• [Stored data]:
****************
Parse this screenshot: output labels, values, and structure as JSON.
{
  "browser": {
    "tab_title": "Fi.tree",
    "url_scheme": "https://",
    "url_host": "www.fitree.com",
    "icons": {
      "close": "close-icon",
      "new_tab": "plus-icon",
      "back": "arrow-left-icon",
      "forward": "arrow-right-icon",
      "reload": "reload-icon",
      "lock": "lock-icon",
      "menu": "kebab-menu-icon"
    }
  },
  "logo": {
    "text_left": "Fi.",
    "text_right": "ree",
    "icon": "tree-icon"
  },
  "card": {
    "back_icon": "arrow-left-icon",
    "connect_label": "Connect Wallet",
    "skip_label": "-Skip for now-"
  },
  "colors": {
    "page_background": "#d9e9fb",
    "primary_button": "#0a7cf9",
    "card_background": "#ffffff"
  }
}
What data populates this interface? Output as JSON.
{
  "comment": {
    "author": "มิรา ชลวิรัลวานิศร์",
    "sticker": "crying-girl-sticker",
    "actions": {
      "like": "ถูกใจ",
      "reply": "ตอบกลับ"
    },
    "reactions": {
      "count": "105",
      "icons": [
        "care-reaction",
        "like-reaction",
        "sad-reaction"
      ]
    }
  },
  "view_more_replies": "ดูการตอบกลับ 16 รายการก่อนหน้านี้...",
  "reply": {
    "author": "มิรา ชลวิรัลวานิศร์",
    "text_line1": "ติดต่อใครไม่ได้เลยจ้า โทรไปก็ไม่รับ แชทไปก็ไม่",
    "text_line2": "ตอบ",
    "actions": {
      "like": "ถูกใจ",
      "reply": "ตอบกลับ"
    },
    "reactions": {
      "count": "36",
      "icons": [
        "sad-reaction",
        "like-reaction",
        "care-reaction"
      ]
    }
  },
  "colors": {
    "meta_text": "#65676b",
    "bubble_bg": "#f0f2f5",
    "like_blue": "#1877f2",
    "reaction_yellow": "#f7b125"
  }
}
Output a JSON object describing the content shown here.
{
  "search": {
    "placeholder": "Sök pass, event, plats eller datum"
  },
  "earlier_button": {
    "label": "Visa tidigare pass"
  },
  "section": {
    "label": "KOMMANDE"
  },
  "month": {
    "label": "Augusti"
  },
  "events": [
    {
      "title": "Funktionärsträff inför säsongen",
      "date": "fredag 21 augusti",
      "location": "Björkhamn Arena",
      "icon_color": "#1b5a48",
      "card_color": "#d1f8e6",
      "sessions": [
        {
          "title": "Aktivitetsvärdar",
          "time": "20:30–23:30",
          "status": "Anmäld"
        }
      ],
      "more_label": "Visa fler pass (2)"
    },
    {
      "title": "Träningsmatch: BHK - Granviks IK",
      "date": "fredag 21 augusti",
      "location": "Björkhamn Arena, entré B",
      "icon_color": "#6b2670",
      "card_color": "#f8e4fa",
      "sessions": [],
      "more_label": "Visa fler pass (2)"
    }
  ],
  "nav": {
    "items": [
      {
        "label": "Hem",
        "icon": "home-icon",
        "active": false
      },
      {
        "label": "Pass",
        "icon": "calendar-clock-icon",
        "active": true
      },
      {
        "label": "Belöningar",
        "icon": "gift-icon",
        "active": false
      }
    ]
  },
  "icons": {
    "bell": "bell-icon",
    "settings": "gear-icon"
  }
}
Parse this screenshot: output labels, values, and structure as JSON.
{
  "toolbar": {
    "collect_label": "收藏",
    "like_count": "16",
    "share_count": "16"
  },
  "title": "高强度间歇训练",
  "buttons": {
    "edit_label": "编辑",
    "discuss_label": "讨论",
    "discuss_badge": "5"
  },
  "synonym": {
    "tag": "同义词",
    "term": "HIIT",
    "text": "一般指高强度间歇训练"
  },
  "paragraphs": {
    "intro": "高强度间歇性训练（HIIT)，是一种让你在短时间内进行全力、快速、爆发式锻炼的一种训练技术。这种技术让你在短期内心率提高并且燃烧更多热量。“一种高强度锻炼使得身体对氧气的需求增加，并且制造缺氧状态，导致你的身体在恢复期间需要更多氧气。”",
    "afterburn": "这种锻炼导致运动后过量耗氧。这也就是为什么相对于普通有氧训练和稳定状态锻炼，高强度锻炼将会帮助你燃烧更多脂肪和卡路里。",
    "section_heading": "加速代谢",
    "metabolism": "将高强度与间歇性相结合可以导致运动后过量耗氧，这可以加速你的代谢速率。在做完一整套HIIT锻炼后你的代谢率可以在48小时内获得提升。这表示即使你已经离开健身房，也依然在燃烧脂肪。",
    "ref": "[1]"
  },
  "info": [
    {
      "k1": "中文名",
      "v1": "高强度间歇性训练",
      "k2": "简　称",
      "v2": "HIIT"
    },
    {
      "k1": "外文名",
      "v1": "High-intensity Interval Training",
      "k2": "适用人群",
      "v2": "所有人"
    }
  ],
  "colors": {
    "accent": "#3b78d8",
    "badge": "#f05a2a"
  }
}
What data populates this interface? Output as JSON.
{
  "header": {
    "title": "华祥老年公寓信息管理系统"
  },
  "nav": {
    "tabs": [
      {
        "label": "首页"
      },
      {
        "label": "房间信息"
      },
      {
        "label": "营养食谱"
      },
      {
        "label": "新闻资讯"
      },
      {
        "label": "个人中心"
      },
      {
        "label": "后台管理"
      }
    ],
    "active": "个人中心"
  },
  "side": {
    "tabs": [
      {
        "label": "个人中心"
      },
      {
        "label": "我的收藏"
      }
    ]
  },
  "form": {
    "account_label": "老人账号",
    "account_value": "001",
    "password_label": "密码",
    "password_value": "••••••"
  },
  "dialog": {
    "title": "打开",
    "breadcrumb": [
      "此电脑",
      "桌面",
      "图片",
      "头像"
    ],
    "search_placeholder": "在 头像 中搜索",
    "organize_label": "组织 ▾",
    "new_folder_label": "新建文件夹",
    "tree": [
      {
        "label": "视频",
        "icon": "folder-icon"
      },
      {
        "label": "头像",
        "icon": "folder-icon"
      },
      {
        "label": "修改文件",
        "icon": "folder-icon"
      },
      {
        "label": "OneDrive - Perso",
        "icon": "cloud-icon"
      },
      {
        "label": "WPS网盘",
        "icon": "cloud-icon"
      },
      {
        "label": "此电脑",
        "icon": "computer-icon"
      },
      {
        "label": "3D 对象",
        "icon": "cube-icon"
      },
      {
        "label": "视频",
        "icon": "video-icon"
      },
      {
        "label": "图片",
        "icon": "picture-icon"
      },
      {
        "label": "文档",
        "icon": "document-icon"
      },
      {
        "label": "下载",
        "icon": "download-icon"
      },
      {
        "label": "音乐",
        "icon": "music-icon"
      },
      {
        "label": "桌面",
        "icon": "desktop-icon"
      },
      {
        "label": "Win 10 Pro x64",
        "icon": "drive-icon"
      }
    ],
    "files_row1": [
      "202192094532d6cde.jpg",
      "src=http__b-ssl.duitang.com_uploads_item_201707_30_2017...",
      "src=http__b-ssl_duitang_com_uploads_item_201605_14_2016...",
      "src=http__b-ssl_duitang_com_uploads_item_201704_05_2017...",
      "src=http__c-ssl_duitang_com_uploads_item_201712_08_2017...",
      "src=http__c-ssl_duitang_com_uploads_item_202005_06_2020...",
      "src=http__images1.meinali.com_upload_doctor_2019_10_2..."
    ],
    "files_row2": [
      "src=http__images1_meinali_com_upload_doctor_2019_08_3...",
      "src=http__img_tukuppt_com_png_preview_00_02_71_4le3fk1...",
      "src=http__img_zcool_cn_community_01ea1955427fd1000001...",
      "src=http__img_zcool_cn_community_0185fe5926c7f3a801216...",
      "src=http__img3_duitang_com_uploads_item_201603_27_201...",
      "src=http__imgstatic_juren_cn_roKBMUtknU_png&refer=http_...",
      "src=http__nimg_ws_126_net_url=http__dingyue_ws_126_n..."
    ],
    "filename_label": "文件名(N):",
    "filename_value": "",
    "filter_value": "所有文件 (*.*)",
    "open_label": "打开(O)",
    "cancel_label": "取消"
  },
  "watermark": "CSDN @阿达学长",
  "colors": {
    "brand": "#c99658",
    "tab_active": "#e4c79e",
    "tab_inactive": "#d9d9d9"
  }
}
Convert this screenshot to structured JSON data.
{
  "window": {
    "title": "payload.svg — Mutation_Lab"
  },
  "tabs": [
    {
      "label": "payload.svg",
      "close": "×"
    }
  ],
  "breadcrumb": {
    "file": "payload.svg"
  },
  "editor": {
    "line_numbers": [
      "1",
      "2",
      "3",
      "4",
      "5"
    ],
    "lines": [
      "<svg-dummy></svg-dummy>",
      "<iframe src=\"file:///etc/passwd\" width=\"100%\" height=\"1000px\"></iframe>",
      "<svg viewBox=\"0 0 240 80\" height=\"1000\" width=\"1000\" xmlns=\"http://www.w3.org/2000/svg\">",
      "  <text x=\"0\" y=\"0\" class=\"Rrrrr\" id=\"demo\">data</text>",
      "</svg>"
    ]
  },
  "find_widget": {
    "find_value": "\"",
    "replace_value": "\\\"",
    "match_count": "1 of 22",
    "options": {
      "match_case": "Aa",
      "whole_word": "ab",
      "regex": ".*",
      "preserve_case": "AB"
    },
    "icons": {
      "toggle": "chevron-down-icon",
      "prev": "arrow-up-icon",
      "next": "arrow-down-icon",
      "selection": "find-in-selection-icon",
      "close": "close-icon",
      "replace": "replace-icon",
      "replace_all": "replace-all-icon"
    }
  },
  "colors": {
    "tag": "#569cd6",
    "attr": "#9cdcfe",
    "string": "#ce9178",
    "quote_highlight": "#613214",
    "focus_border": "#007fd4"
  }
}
****************
• [Goal]: Wherever the string "Arena" appears in the entries above, list that line.

• [The completed task]:
      "location": "Björkhamn Arena",
      "location": "Björkhamn Arena, entré B",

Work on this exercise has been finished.